:: Provided records ::
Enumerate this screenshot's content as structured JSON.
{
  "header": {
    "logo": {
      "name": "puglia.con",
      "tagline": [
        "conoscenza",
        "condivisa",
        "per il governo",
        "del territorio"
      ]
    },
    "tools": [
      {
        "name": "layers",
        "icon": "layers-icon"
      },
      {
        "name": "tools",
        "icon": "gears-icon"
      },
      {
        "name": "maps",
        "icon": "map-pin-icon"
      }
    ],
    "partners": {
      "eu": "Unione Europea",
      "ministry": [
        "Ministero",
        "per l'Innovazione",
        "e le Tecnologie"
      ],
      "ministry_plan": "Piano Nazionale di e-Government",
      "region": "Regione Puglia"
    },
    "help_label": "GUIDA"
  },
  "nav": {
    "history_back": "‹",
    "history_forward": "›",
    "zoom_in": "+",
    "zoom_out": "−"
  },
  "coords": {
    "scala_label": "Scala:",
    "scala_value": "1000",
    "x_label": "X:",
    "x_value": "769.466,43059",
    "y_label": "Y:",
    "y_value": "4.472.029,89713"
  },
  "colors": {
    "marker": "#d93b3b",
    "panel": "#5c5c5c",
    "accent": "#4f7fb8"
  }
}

:: Your task ::
Copy each record from above without leaving any out.

:: Solved exercise ::
Enumerate this screenshot's content as structured JSON.
{
  "header": {
    "logo": {
      "name": "puglia.con",
      "tagline": [
        "conoscenza",
        "condivisa",
        "per il governo",
        "del territorio"
      ]
    },
    "tools": [
      {
        "name": "layers",
        "icon": "layers-icon"
      },
      {
        "name": "tools",
        "icon": "gears-icon"
      },
      {
        "name": "maps",
        "icon": "map-pin-icon"
      }
    ],
    "partners": {
      "eu": "Unione Europea",
      "ministry": [
        "Ministero",
        "per l'Innovazione",
        "e le Tecnologie"
      ],
      "ministry_plan": "Piano Nazionale di e-Government",
      "region": "Regione Puglia"
    },
    "help_label": "GUIDA"
  },
  "nav": {
    "history_back": "‹",
    "history_forward": "›",
    "zoom_in": "+",
    "zoom_out": "−"
  },
  "coords": {
    "scala_label": "Scala:",
    "scala_value": "1000",
    "x_label": "X:",
    "x_value": "769.466,43059",
    "y_label": "Y:",
    "y_value": "4.472.029,89713"
  },
  "colors": {
    "marker": "#d93b3b",
    "panel": "#5c5c5c",
    "accent": "#4f7fb8"
  }
}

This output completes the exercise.